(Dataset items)

•••

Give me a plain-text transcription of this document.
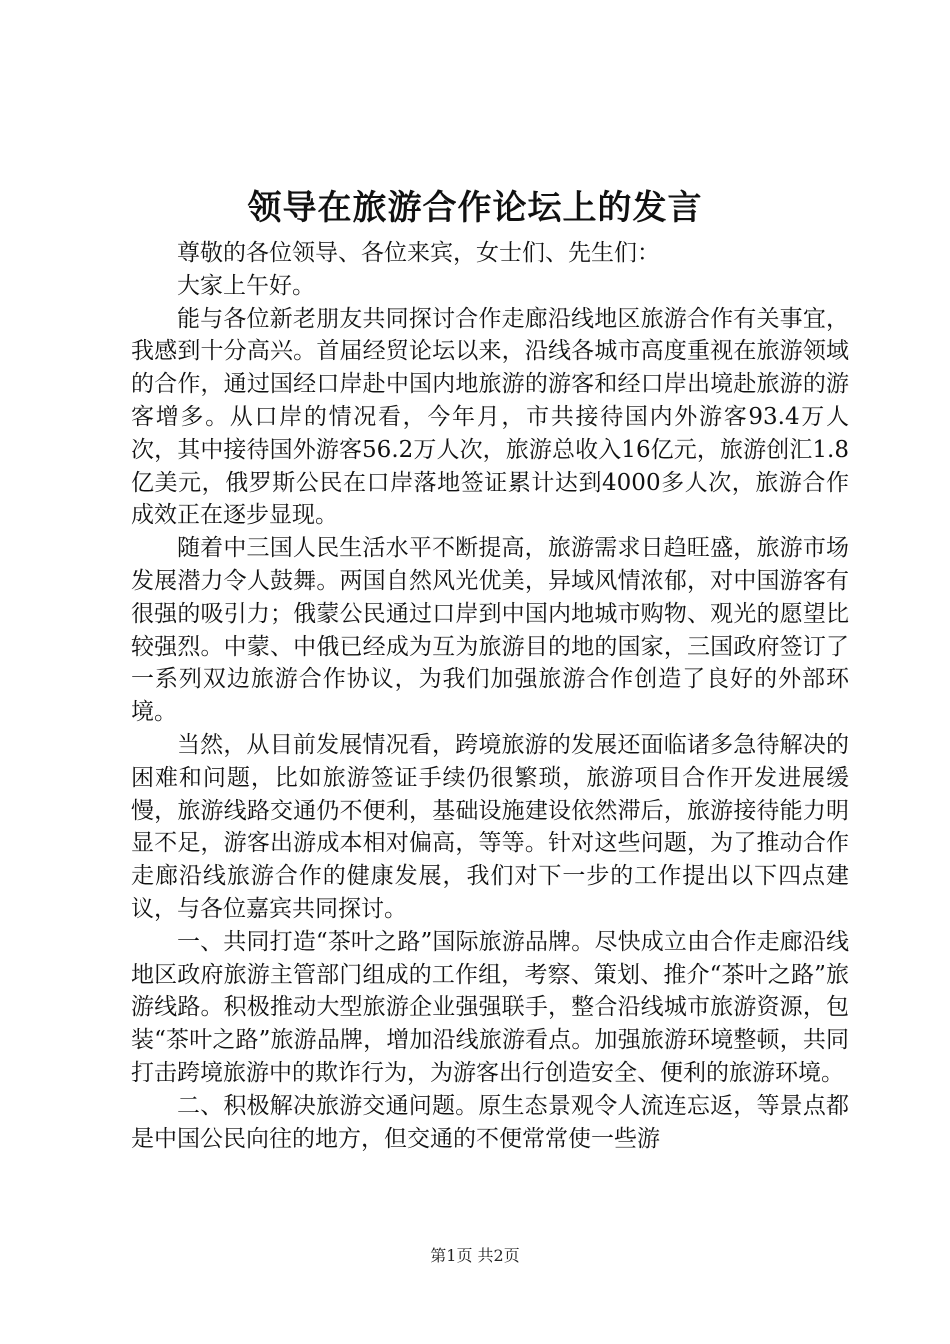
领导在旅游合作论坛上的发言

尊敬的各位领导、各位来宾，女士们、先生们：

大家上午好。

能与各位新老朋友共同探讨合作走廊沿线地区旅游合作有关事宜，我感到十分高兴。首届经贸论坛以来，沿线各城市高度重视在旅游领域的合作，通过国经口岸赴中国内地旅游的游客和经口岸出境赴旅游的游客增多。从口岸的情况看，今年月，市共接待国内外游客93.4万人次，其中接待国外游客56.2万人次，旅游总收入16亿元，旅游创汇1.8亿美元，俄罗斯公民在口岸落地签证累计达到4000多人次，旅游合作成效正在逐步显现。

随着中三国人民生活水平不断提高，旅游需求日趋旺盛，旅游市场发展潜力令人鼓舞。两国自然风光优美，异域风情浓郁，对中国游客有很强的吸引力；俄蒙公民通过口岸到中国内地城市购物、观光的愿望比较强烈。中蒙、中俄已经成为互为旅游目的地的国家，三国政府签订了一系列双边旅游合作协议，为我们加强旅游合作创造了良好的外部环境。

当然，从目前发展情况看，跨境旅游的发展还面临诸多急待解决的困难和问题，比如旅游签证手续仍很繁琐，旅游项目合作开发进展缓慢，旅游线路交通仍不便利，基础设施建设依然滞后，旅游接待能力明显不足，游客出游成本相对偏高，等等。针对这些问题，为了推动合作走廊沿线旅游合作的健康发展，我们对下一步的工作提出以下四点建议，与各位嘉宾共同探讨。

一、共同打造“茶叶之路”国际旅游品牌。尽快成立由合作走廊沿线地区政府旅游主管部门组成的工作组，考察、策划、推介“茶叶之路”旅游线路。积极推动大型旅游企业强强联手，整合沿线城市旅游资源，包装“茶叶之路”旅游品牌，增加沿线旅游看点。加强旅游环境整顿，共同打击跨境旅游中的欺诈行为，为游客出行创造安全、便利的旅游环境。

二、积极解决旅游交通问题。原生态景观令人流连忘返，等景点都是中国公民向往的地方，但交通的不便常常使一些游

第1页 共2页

•••

> Task details
Omit all pictures while transcribing the entries verbatim.

> Output of the task
Give me a plain-text transcription of this document.
领导在旅游合作论坛上的发言

尊敬的各位领导、各位来宾，女士们、先生们：

大家上午好。

能与各位新老朋友共同探讨合作走廊沿线地区旅游合作有关事宜，我感到十分高兴。首届经贸论坛以来，沿线各城市高度重视在旅游领域的合作，通过国经口岸赴中国内地旅游的游客和经口岸出境赴旅游的游客增多。从口岸的情况看，今年月，市共接待国内外游客93.4万人次，其中接待国外游客56.2万人次，旅游总收入16亿元，旅游创汇1.8亿美元，俄罗斯公民在口岸落地签证累计达到4000多人次，旅游合作成效正在逐步显现。

随着中三国人民生活水平不断提高，旅游需求日趋旺盛，旅游市场发展潜力令人鼓舞。两国自然风光优美，异域风情浓郁，对中国游客有很强的吸引力；俄蒙公民通过口岸到中国内地城市购物、观光的愿望比较强烈。中蒙、中俄已经成为互为旅游目的地的国家，三国政府签订了一系列双边旅游合作协议，为我们加强旅游合作创造了良好的外部环境。

当然，从目前发展情况看，跨境旅游的发展还面临诸多急待解决的困难和问题，比如旅游签证手续仍很繁琐，旅游项目合作开发进展缓慢，旅游线路交通仍不便利，基础设施建设依然滞后，旅游接待能力明显不足，游客出游成本相对偏高，等等。针对这些问题，为了推动合作走廊沿线旅游合作的健康发展，我们对下一步的工作提出以下四点建议，与各位嘉宾共同探讨。

一、共同打造“茶叶之路”国际旅游品牌。尽快成立由合作走廊沿线地区政府旅游主管部门组成的工作组，考察、策划、推介“茶叶之路”旅游线路。积极推动大型旅游企业强强联手，整合沿线城市旅游资源，包装“茶叶之路”旅游品牌，增加沿线旅游看点。加强旅游环境整顿，共同打击跨境旅游中的欺诈行为，为游客出行创造安全、便利的旅游环境。

二、积极解决旅游交通问题。原生态景观令人流连忘返，等景点都是中国公民向往的地方，但交通的不便常常使一些游

第1页 共2页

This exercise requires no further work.